Extracted data entries:
>> Start
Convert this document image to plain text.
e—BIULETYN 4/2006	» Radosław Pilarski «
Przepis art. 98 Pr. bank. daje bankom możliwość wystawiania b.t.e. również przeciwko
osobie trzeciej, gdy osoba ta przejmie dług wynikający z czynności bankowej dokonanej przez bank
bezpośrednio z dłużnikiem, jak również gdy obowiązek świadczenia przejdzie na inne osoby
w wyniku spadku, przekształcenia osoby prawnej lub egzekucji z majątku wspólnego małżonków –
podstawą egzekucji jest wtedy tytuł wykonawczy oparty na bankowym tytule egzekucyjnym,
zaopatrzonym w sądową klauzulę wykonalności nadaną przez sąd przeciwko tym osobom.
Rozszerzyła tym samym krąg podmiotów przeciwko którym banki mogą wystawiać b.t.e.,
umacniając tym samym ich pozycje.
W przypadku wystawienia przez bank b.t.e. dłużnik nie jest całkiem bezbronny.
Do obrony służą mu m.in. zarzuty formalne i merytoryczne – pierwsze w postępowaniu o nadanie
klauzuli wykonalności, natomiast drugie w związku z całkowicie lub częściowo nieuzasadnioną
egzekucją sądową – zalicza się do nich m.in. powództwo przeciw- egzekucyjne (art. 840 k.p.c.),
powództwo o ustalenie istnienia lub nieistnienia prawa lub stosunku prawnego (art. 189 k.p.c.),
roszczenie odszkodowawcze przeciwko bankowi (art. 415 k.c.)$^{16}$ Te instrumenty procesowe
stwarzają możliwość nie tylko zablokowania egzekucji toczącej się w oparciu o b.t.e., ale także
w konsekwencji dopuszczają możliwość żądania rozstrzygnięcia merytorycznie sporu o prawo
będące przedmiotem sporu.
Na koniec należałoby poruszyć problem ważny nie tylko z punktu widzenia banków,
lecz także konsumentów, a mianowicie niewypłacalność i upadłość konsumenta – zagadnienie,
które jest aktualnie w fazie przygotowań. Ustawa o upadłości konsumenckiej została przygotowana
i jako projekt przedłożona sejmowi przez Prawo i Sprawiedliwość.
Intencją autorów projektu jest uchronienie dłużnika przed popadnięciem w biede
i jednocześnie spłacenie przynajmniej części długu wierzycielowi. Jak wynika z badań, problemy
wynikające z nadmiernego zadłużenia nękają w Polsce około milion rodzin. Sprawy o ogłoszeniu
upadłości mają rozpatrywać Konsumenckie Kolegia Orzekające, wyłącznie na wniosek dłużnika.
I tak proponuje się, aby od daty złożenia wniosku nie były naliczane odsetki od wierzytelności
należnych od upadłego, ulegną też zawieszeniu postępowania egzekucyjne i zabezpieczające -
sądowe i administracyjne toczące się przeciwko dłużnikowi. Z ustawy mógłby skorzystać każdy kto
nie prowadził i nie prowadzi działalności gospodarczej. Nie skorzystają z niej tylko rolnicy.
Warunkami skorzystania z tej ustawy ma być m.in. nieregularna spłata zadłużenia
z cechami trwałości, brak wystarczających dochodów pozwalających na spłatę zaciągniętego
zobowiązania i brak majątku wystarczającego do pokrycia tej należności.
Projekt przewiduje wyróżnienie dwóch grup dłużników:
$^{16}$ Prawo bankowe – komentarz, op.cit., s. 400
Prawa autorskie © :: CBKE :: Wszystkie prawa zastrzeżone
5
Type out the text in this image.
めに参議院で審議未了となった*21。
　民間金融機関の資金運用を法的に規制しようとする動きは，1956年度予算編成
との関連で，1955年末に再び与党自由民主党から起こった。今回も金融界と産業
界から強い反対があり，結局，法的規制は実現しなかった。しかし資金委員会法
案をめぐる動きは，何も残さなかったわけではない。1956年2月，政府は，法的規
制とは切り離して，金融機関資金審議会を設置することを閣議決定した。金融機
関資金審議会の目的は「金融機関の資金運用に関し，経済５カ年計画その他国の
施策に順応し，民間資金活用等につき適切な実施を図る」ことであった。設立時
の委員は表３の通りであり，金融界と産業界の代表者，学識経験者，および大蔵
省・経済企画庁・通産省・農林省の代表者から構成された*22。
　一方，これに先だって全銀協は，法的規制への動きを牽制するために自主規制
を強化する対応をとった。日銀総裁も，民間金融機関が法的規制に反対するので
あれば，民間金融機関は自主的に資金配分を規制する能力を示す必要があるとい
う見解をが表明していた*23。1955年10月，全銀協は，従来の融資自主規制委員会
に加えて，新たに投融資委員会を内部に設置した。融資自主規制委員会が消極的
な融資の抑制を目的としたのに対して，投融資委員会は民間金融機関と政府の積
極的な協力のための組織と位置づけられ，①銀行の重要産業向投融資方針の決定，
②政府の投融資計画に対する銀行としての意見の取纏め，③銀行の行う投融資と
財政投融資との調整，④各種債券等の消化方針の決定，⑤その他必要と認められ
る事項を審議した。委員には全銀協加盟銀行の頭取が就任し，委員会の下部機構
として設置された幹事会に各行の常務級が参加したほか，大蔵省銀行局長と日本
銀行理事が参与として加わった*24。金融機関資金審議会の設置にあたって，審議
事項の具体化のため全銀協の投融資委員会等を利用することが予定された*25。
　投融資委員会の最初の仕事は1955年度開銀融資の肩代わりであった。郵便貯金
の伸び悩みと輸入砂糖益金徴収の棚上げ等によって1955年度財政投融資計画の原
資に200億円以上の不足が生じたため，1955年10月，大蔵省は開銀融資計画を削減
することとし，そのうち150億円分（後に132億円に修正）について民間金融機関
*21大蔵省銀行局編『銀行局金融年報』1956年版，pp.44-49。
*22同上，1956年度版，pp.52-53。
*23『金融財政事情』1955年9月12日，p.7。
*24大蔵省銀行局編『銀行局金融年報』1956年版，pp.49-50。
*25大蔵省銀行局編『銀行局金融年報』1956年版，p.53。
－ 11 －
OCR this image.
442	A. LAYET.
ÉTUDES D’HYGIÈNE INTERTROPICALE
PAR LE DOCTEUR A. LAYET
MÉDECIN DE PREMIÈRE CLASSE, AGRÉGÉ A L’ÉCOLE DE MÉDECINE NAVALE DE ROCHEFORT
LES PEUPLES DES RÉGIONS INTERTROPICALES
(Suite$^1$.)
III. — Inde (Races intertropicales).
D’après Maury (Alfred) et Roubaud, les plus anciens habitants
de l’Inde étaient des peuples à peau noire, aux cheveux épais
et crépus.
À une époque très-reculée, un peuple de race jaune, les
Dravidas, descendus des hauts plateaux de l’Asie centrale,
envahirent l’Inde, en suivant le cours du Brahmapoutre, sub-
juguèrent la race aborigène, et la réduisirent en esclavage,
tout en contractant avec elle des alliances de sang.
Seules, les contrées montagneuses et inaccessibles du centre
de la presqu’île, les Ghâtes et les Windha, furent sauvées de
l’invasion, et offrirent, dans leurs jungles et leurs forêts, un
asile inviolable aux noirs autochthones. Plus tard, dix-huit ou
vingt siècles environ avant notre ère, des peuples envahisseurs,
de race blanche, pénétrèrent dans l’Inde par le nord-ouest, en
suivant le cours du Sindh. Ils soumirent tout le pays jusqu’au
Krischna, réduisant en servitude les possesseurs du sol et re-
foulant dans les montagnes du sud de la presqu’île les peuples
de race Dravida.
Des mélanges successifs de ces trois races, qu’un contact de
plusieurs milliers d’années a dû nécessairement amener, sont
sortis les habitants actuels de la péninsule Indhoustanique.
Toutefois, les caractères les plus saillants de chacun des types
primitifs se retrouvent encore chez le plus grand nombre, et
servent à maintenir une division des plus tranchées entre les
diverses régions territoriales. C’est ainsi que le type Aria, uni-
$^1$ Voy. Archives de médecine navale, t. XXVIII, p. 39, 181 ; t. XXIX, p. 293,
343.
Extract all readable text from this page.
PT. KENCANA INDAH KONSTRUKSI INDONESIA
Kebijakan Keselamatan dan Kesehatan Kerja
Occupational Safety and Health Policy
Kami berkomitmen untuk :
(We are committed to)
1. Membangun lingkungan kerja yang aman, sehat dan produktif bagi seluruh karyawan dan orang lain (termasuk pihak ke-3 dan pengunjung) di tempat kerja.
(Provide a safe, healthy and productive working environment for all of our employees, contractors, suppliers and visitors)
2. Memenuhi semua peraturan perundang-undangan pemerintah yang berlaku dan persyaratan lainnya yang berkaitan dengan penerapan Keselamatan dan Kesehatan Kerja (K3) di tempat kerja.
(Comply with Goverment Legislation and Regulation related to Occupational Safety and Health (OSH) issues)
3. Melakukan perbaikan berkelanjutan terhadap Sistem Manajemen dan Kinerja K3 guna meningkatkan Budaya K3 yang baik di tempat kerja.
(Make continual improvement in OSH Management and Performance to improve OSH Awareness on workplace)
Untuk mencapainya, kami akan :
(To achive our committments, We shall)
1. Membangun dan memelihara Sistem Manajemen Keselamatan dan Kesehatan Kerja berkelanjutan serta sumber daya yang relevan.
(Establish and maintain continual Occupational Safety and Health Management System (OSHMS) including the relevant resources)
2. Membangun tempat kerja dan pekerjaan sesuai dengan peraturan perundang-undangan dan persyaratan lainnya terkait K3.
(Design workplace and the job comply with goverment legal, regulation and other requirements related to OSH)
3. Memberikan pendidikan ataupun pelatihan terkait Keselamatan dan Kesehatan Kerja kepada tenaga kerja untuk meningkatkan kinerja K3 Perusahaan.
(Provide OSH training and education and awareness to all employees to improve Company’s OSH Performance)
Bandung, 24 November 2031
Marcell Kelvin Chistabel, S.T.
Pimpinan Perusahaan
>> End
*Task statement*: Only lines with the string "Membangun" belong in your answer; copy each one.

*Written solution*:
1. Membangun lingkungan kerja yang aman, sehat dan produktif bagi seluruh karyawan dan orang lain (termasuk pihak ke-3 dan pengunjung) di tempat kerja.
1. Membangun dan memelihara Sistem Manajemen Keselamatan dan Kesehatan Kerja berkelanjutan serta sumber daya yang relevan.
2. Membangun tempat kerja dan pekerjaan sesuai dengan peraturan perundang-undangan dan persyaratan lainnya terkait K3.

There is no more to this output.